Task: Copy the data precisely, character for character, and leave out every picture.
[Begin]
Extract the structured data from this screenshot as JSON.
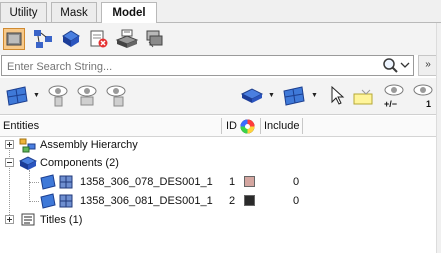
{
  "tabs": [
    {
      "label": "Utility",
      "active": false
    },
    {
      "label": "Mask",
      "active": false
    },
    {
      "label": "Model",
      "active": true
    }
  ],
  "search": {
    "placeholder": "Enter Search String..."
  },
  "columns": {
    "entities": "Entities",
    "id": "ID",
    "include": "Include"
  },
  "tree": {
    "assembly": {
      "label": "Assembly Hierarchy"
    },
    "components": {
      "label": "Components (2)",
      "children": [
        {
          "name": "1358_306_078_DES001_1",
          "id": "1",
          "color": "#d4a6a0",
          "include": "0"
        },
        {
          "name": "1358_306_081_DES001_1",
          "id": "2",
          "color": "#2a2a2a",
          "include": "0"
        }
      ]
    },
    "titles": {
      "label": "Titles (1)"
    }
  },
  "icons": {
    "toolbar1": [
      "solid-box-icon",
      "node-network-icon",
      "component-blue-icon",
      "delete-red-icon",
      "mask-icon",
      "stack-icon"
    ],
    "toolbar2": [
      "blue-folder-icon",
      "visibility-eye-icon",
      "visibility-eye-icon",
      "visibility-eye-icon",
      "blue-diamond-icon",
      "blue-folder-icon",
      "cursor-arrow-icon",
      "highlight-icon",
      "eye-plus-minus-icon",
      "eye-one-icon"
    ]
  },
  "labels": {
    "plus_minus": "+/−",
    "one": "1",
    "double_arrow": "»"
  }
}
[End]
Answer to this problem:
Extract the structured data from this screenshot as JSON.
{
  "tabs": [
    {
      "label": "Utility",
      "active": false
    },
    {
      "label": "Mask",
      "active": false
    },
    {
      "label": "Model",
      "active": true
    }
  ],
  "search": {
    "placeholder": "Enter Search String..."
  },
  "columns": {
    "entities": "Entities",
    "id": "ID",
    "include": "Include"
  },
  "tree": {
    "assembly": {
      "label": "Assembly Hierarchy"
    },
    "components": {
      "label": "Components (2)",
      "children": [
        {
          "name": "1358_306_078_DES001_1",
          "id": "1",
          "color": "#d4a6a0",
          "include": "0"
        },
        {
          "name": "1358_306_081_DES001_1",
          "id": "2",
          "color": "#2a2a2a",
          "include": "0"
        }
      ]
    },
    "titles": {
      "label": "Titles (1)"
    }
  },
  "icons": {
    "toolbar1": [
      "solid-box-icon",
      "node-network-icon",
      "component-blue-icon",
      "delete-red-icon",
      "mask-icon",
      "stack-icon"
    ],
    "toolbar2": [
      "blue-folder-icon",
      "visibility-eye-icon",
      "visibility-eye-icon",
      "visibility-eye-icon",
      "blue-diamond-icon",
      "blue-folder-icon",
      "cursor-arrow-icon",
      "highlight-icon",
      "eye-plus-minus-icon",
      "eye-one-icon"
    ]
  },
  "labels": {
    "plus_minus": "+/−",
    "one": "1",
    "double_arrow": "»"
  }
}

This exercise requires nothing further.